■ **Directions**
Check each line of the material below for "JSON". Report how many have it, with no other words.

■ **Record set**

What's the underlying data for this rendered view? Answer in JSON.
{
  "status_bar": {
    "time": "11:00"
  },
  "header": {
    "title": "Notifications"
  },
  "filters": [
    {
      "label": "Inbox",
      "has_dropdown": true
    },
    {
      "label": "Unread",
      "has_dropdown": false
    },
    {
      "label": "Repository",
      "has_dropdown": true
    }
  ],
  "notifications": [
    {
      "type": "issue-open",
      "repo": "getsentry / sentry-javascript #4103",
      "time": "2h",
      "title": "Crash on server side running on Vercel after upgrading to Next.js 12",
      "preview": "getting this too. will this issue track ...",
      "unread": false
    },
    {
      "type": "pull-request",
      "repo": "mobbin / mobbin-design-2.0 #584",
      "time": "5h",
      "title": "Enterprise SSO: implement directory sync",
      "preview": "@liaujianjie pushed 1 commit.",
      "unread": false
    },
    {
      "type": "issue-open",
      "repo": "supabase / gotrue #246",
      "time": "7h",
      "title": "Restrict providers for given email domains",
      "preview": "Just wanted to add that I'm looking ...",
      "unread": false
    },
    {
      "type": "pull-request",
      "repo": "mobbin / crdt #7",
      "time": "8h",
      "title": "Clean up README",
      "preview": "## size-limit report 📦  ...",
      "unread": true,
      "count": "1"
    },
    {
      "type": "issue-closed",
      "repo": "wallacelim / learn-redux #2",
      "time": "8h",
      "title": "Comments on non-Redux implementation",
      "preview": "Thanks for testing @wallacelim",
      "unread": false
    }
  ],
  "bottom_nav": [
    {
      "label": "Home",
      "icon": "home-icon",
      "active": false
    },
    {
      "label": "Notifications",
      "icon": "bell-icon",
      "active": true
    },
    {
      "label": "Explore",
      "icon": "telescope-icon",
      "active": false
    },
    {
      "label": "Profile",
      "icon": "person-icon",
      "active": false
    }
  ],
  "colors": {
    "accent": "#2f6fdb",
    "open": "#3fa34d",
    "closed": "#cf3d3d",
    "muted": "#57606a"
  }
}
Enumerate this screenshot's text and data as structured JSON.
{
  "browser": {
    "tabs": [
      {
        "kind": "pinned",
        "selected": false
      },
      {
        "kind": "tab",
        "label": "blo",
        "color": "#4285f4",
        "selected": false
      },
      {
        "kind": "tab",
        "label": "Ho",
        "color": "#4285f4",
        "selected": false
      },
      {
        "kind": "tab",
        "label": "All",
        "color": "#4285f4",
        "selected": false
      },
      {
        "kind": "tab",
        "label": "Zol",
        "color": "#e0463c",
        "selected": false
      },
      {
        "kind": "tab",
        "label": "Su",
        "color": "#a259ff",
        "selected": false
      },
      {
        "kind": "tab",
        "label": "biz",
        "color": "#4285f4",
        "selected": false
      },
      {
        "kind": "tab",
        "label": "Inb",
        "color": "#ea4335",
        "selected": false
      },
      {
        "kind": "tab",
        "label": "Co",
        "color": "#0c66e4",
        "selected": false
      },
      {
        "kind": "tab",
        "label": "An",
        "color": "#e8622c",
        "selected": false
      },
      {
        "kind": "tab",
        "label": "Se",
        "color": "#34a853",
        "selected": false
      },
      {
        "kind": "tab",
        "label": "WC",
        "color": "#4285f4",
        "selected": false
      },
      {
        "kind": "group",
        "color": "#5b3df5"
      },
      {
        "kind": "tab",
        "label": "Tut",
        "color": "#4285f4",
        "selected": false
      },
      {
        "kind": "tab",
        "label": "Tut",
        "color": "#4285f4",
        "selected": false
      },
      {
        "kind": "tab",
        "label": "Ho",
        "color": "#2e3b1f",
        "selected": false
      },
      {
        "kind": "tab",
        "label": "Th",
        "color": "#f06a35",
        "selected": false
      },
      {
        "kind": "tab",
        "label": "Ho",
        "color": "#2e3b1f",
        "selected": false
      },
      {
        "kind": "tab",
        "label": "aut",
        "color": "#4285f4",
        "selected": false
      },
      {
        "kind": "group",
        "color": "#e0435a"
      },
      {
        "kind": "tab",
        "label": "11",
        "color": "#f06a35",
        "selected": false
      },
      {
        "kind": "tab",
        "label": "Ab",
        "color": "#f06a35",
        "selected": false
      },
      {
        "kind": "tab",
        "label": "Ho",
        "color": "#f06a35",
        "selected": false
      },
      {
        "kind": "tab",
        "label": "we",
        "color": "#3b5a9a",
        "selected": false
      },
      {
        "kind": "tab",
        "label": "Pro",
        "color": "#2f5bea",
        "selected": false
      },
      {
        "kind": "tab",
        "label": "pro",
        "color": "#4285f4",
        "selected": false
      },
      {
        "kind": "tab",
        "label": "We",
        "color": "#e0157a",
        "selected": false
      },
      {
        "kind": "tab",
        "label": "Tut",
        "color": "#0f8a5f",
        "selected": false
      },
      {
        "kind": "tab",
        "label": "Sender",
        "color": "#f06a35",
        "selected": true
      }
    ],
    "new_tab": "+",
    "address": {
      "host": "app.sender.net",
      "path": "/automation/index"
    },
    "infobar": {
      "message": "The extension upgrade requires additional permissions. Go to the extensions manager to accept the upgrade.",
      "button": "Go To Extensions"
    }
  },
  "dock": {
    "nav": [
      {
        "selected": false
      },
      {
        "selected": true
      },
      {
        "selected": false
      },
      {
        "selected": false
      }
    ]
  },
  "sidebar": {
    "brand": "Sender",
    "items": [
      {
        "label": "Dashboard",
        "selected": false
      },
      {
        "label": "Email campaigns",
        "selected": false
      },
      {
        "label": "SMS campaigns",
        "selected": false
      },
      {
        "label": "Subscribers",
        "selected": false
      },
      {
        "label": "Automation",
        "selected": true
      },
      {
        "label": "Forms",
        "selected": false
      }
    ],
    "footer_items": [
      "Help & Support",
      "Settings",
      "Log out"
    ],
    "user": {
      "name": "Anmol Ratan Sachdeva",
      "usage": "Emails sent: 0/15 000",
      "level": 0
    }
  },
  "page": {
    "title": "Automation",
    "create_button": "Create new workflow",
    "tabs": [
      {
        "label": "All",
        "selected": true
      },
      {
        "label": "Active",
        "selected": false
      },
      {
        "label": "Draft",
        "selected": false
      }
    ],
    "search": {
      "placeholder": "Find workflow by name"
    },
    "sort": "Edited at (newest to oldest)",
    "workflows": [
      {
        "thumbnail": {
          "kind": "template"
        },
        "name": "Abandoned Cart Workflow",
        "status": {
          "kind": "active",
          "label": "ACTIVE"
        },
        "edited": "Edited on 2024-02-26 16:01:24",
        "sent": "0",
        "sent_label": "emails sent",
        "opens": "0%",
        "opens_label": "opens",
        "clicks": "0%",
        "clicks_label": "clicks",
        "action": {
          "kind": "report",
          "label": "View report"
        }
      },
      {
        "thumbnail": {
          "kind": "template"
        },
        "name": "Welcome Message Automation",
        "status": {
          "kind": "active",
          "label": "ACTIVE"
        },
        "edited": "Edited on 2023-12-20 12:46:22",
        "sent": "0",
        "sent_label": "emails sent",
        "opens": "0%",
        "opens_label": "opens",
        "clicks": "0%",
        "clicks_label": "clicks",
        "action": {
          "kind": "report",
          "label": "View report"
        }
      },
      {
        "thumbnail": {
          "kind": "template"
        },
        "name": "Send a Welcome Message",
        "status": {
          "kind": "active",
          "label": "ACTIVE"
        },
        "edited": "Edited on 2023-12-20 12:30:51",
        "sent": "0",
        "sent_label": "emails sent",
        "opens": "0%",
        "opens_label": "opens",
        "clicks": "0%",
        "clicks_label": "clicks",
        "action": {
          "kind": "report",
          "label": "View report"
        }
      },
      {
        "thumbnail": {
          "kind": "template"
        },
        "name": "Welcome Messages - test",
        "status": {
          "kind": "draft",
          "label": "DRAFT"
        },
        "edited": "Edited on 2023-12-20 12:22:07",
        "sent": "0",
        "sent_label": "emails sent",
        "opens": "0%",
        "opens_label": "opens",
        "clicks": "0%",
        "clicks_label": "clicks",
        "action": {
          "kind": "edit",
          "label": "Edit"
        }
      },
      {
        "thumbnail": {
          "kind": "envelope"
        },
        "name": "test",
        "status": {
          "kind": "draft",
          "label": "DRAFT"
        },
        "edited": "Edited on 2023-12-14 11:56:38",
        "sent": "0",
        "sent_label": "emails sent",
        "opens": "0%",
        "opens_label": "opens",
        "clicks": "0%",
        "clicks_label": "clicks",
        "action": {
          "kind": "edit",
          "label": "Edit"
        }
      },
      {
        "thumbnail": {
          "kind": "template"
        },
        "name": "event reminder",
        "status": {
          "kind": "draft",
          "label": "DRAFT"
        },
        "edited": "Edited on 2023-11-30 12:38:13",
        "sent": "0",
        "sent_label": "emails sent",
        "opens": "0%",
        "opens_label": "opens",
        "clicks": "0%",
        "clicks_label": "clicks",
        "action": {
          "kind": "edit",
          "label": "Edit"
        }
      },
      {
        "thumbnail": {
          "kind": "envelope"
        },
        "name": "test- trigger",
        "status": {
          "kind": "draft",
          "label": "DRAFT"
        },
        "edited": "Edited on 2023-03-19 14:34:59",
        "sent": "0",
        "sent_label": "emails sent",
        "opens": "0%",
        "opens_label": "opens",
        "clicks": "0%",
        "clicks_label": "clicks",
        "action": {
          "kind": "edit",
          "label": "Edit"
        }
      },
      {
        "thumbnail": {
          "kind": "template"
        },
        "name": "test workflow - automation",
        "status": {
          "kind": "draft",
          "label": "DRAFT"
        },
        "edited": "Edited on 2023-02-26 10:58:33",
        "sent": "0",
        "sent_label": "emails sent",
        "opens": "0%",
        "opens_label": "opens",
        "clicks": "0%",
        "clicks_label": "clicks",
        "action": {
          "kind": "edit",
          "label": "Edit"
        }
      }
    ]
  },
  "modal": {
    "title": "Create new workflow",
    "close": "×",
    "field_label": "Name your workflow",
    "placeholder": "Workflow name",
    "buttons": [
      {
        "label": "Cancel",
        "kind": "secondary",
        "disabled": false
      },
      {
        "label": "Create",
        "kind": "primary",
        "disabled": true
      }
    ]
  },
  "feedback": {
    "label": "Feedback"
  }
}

■ **Written answer**
2